▶ _What is asked_
Set down the material below word for word, excluding the pictures.

· · · ·

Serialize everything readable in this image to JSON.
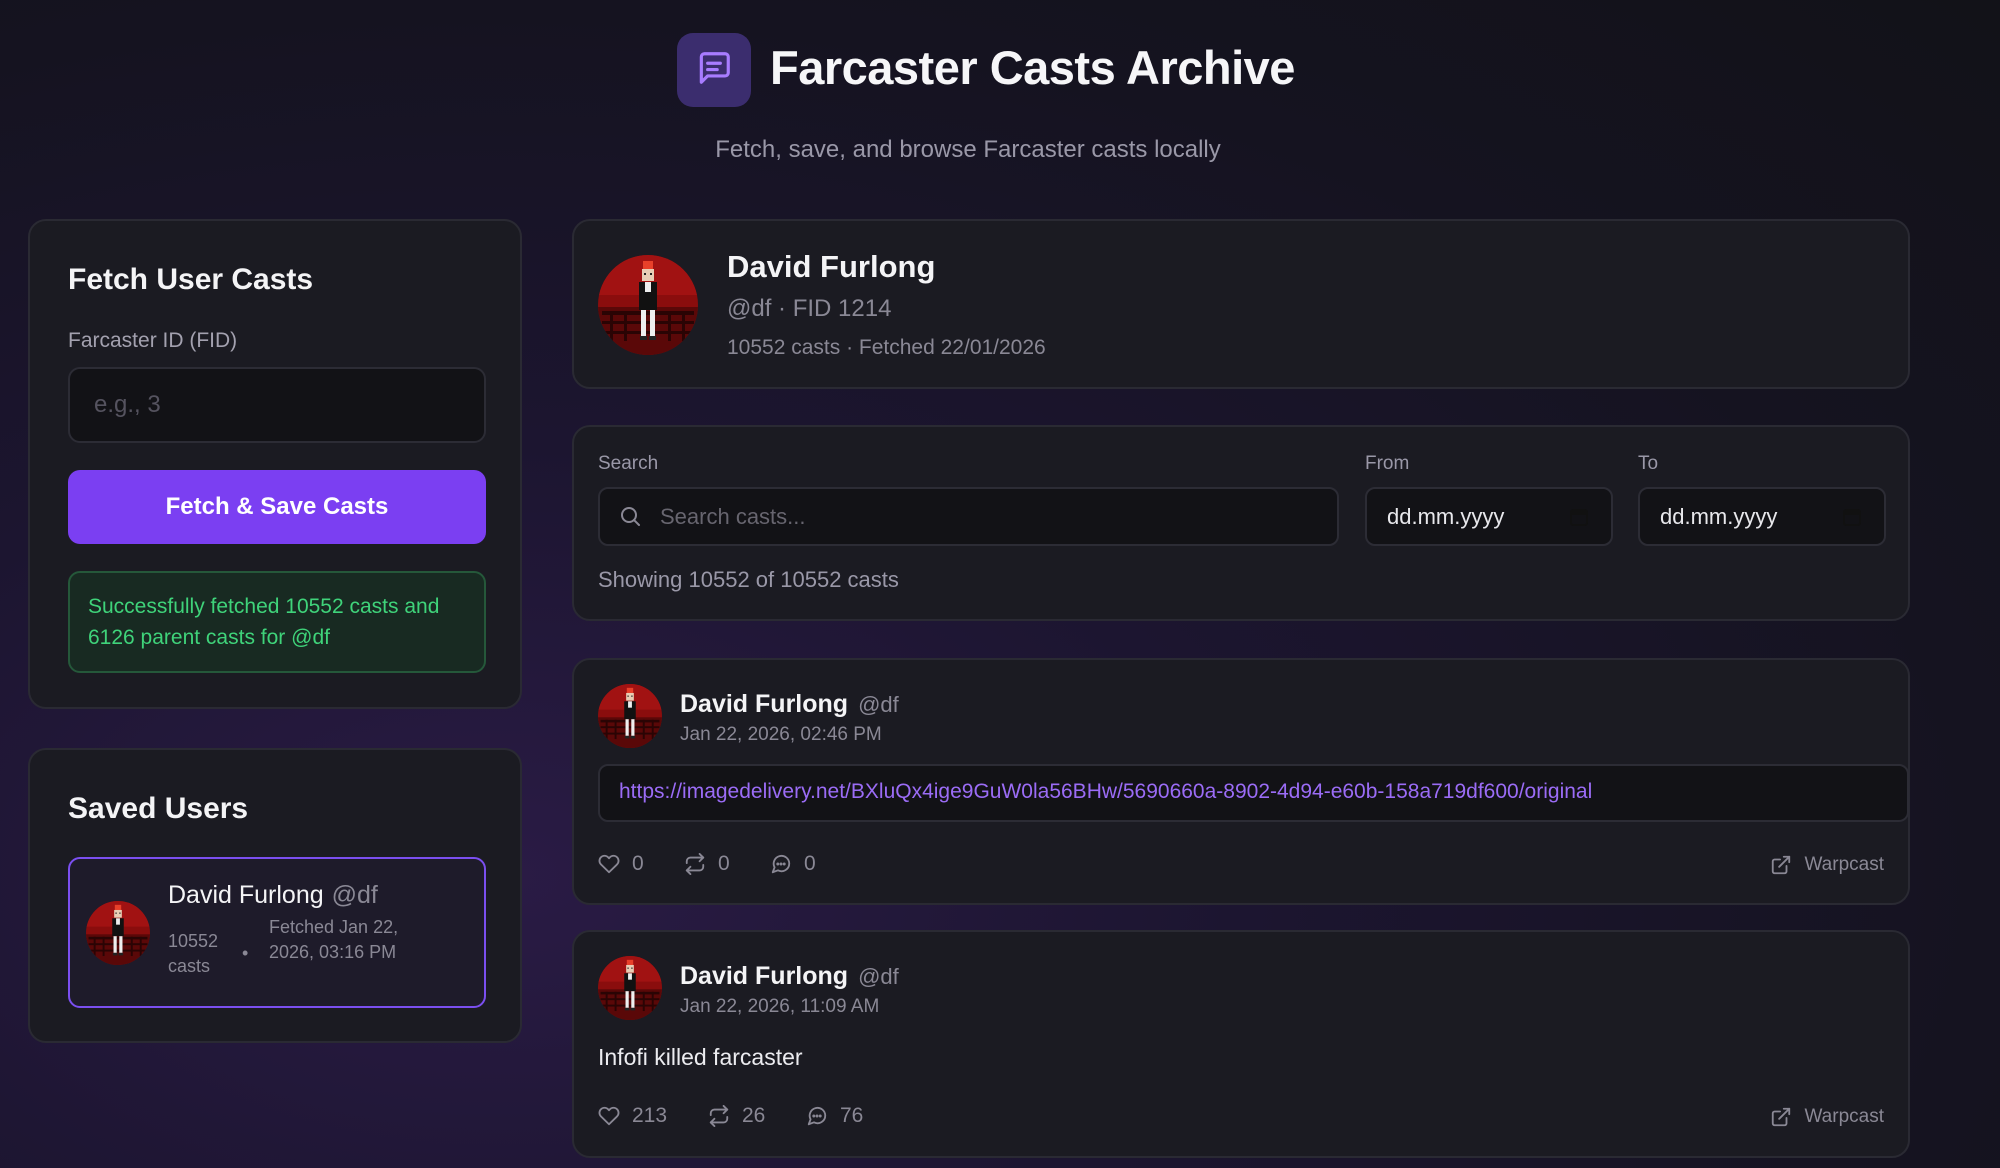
{
  "header": {
    "title": "Farcaster Casts Archive",
    "subtitle": "Fetch, save, and browse Farcaster casts locally",
    "logo_icon": "message-square-icon",
    "accent": "#7b3ff2"
  },
  "fetch_panel": {
    "title": "Fetch User Casts",
    "fid_label": "Farcaster ID (FID)",
    "fid_placeholder": "e.g., 3",
    "fid_value": "",
    "button_label": "Fetch & Save Casts",
    "success_message": "Successfully fetched 10552 casts and 6126 parent casts for @df"
  },
  "saved_users": {
    "title": "Saved Users",
    "items": [
      {
        "name": "David Furlong",
        "handle": "@df",
        "casts_count": "10552",
        "casts_word": "casts",
        "separator": "•",
        "fetched": "Fetched Jan 22, 2026, 03:16 PM"
      }
    ]
  },
  "profile": {
    "name": "David Furlong",
    "handle_fid": "@df · FID 1214",
    "meta": "10552 casts · Fetched 22/01/2026"
  },
  "filters": {
    "search_label": "Search",
    "search_placeholder": "Search casts...",
    "search_value": "",
    "from_label": "From",
    "from_value": "dd.mm.yyyy",
    "to_label": "To",
    "to_value": "dd.mm.yyyy",
    "showing_text": "Showing 10552 of 10552 casts"
  },
  "casts": [
    {
      "author": "David Furlong",
      "handle": "@df",
      "date": "Jan 22, 2026, 02:46 PM",
      "link": "https://imagedelivery.net/BXluQx4ige9GuW0la56BHw/5690660a-8902-4d94-e60b-158a719df600/original",
      "text": "",
      "likes": "0",
      "recasts": "0",
      "replies": "0",
      "warpcast_label": "Warpcast"
    },
    {
      "author": "David Furlong",
      "handle": "@df",
      "date": "Jan 22, 2026, 11:09 AM",
      "link": "",
      "text": "Infofi killed farcaster",
      "likes": "213",
      "recasts": "26",
      "replies": "76",
      "warpcast_label": "Warpcast"
    }
  ],
  "icons": {
    "like": "heart-icon",
    "recast": "repeat-icon",
    "reply": "message-circle-icon",
    "external": "external-link-icon",
    "search": "search-icon",
    "calendar": "calendar-icon"
  }
}
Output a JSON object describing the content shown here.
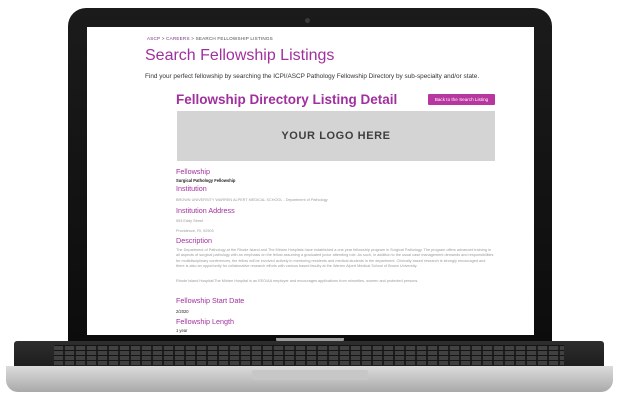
{
  "breadcrumb": {
    "items": [
      "ASCP",
      "CAREERS",
      "SEARCH FELLOWSHIP LISTINGS"
    ],
    "separator": ">"
  },
  "page": {
    "title": "Search Fellowship Listings",
    "intro": "Find your perfect fellowship by searching the ICPI/ASCP Pathology Fellowship Directory by sub-specialty and/or state."
  },
  "detail": {
    "title": "Fellowship Directory Listing Detail",
    "back_button": "Back to the Search Listing",
    "logo_placeholder": "YOUR LOGO HERE"
  },
  "sections": {
    "fellowship": {
      "label": "Fellowship",
      "value": "Surgical Pathology Fellowship"
    },
    "institution": {
      "label": "Institution",
      "value": "BROWN UNIVERSITY WARREN ALPERT MEDICAL SCHOOL - Department of Pathology"
    },
    "address": {
      "label": "Institution Address",
      "line1": "593 Eddy Street",
      "line2": "Providence, RI, 02903"
    },
    "description": {
      "label": "Description",
      "para1": "The Department of Pathology at the Rhode Island and The Miriam Hospitals have established a one year fellowship program in Surgical Pathology. The program offers advanced training in all aspects of surgical pathology with an emphasis on the fellow assuming a graduated junior attending role. As such, in addition to the usual case management demands and responsibilities for multidisciplinary conferences, the fellow will be involved actively in mentoring residents and medical students in the department. Clinically based research is strongly encouraged and there is also an opportunity for collaborative research efforts with various based faculty at the Warren Alpert Medical School of Brown University.",
      "para2": "Rhode Island Hospital/The Miriam Hospital is an EEO/AA employer and encourages applications from minorities, women and protected persons."
    },
    "start_date": {
      "label": "Fellowship Start Date",
      "value": "2/2020"
    },
    "length": {
      "label": "Fellowship Length",
      "value": "1 year"
    }
  }
}
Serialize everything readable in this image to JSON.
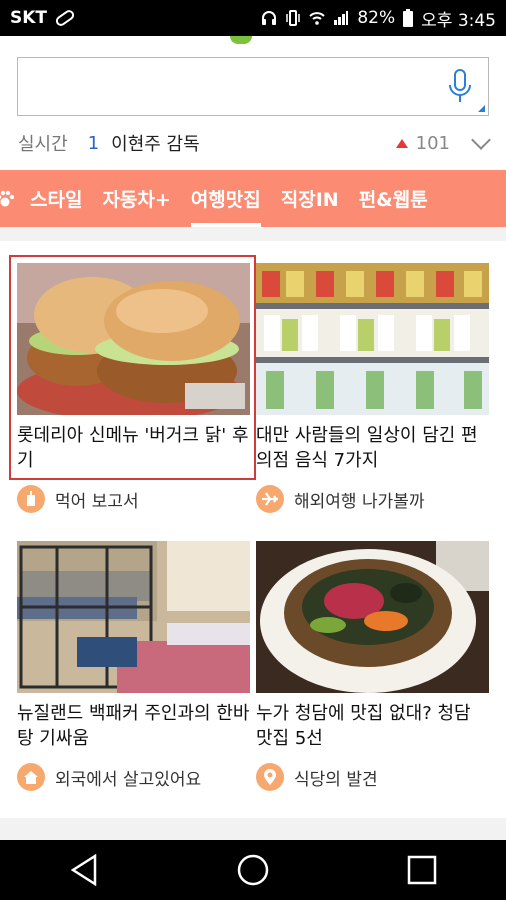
{
  "status_bar": {
    "carrier": "SKT",
    "battery_percent": "82%",
    "time": "오후 3:45"
  },
  "search": {
    "placeholder": ""
  },
  "realtime": {
    "label": "실시간",
    "rank": "1",
    "keyword": "이현주 감독",
    "count": "101"
  },
  "categories": [
    {
      "label": "스타일"
    },
    {
      "label": "자동차+"
    },
    {
      "label": "여행맛집",
      "active": true
    },
    {
      "label": "직장IN"
    },
    {
      "label": "펀&웹툰"
    }
  ],
  "cards": [
    {
      "title": "롯데리아 신메뉴 '버거크 닭' 후기",
      "source": "먹어 보고서",
      "icon": "drink-cup-icon"
    },
    {
      "title": "대만 사람들의 일상이 담긴 편의점 음식 7가지",
      "source": "해외여행 나가볼까",
      "icon": "airplane-icon"
    },
    {
      "title": "뉴질랜드 백패커 주인과의 한바탕 기싸움",
      "source": "외국에서 살고있어요",
      "icon": "house-icon"
    },
    {
      "title": "누가 청담에 맛집 없대? 청담 맛집 5선",
      "source": "식당의 발견",
      "icon": "location-pin-icon"
    }
  ],
  "colors": {
    "category_bar": "#fb8c73",
    "selected_border": "#d23b3b",
    "source_icon": "#f7a86f"
  }
}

· · · ·

▶ _Complete answer_
Serialize everything readable in this image to JSON.
{
  "header": {
    "title": "Farcaster Casts Archive",
    "subtitle": "Fetch, save, and browse Farcaster casts locally",
    "logo_icon": "message-square-icon",
    "accent": "#7b3ff2"
  },
  "fetch_panel": {
    "title": "Fetch User Casts",
    "fid_label": "Farcaster ID (FID)",
    "fid_placeholder": "e.g., 3",
    "fid_value": "",
    "button_label": "Fetch & Save Casts",
    "success_message": "Successfully fetched 10552 casts and 6126 parent casts for @df"
  },
  "saved_users": {
    "title": "Saved Users",
    "items": [
      {
        "name": "David Furlong",
        "handle": "@df",
        "casts_count": "10552",
        "casts_word": "casts",
        "separator": "•",
        "fetched": "Fetched Jan 22, 2026, 03:16 PM"
      }
    ]
  },
  "profile": {
    "name": "David Furlong",
    "handle_fid": "@df · FID 1214",
    "meta": "10552 casts · Fetched 22/01/2026"
  },
  "filters": {
    "search_label": "Search",
    "search_placeholder": "Search casts...",
    "search_value": "",
    "from_label": "From",
    "from_value": "dd.mm.yyyy",
    "to_label": "To",
    "to_value": "dd.mm.yyyy",
    "showing_text": "Showing 10552 of 10552 casts"
  },
  "casts": [
    {
      "author": "David Furlong",
      "handle": "@df",
      "date": "Jan 22, 2026, 02:46 PM",
      "link": "https://imagedelivery.net/BXluQx4ige9GuW0la56BHw/5690660a-8902-4d94-e60b-158a719df600/original",
      "text": "",
      "likes": "0",
      "recasts": "0",
      "replies": "0",
      "warpcast_label": "Warpcast"
    },
    {
      "author": "David Furlong",
      "handle": "@df",
      "date": "Jan 22, 2026, 11:09 AM",
      "link": "",
      "text": "Infofi killed farcaster",
      "likes": "213",
      "recasts": "26",
      "replies": "76",
      "warpcast_label": "Warpcast"
    }
  ],
  "icons": {
    "like": "heart-icon",
    "recast": "repeat-icon",
    "reply": "message-circle-icon",
    "external": "external-link-icon",
    "search": "search-icon",
    "calendar": "calendar-icon"
  }
}
Output a JSON object describing the content shown here.
{
  "breadcrumb": {
    "items": [
      "ASCP",
      "CAREERS",
      "SEARCH FELLOWSHIP LISTINGS"
    ],
    "separator": ">"
  },
  "page": {
    "title": "Search Fellowship Listings",
    "intro": "Find your perfect fellowship by searching the ICPI/ASCP Pathology Fellowship Directory by sub-specialty and/or state."
  },
  "detail": {
    "title": "Fellowship Directory Listing Detail",
    "back_button": "Back to the Search Listing",
    "logo_placeholder": "YOUR LOGO HERE"
  },
  "sections": {
    "fellowship": {
      "label": "Fellowship",
      "value": "Surgical Pathology Fellowship"
    },
    "institution": {
      "label": "Institution",
      "value": "BROWN UNIVERSITY WARREN ALPERT MEDICAL SCHOOL - Department of Pathology"
    },
    "address": {
      "label": "Institution Address",
      "line1": "593 Eddy Street",
      "line2": "Providence, RI, 02903"
    },
    "description": {
      "label": "Description",
      "para1": "The Department of Pathology at the Rhode Island and The Miriam Hospitals have established a one year fellowship program in Surgical Pathology. The program offers advanced training in all aspects of surgical pathology with an emphasis on the fellow assuming a graduated junior attending role. As such, in addition to the usual case management demands and responsibilities for multidisciplinary conferences, the fellow will be involved actively in mentoring residents and medical students in the department. Clinically based research is strongly encouraged and there is also an opportunity for collaborative research efforts with various based faculty at the Warren Alpert Medical School of Brown University.",
      "para2": "Rhode Island Hospital/The Miriam Hospital is an EEO/AA employer and encourages applications from minorities, women and protected persons."
    },
    "start_date": {
      "label": "Fellowship Start Date",
      "value": "2/2020"
    },
    "length": {
      "label": "Fellowship Length",
      "value": "1 year"
    }
  }
}
Serialize everything readable in this image to JSON.
{
  "status_bar": {
    "carrier": "SKT",
    "battery_percent": "82%",
    "time": "오후 3:45"
  },
  "search": {
    "placeholder": ""
  },
  "realtime": {
    "label": "실시간",
    "rank": "1",
    "keyword": "이현주 감독",
    "count": "101"
  },
  "categories": [
    {
      "label": "스타일"
    },
    {
      "label": "자동차+"
    },
    {
      "label": "여행맛집",
      "active": true
    },
    {
      "label": "직장IN"
    },
    {
      "label": "펀&웹툰"
    }
  ],
  "cards": [
    {
      "title": "롯데리아 신메뉴 '버거크 닭' 후기",
      "source": "먹어 보고서",
      "icon": "drink-cup-icon"
    },
    {
      "title": "대만 사람들의 일상이 담긴 편의점 음식 7가지",
      "source": "해외여행 나가볼까",
      "icon": "airplane-icon"
    },
    {
      "title": "뉴질랜드 백패커 주인과의 한바탕 기싸움",
      "source": "외국에서 살고있어요",
      "icon": "house-icon"
    },
    {
      "title": "누가 청담에 맛집 없대? 청담 맛집 5선",
      "source": "식당의 발견",
      "icon": "location-pin-icon"
    }
  ],
  "colors": {
    "category_bar": "#fb8c73",
    "selected_border": "#d23b3b",
    "source_icon": "#f7a86f"
  }
}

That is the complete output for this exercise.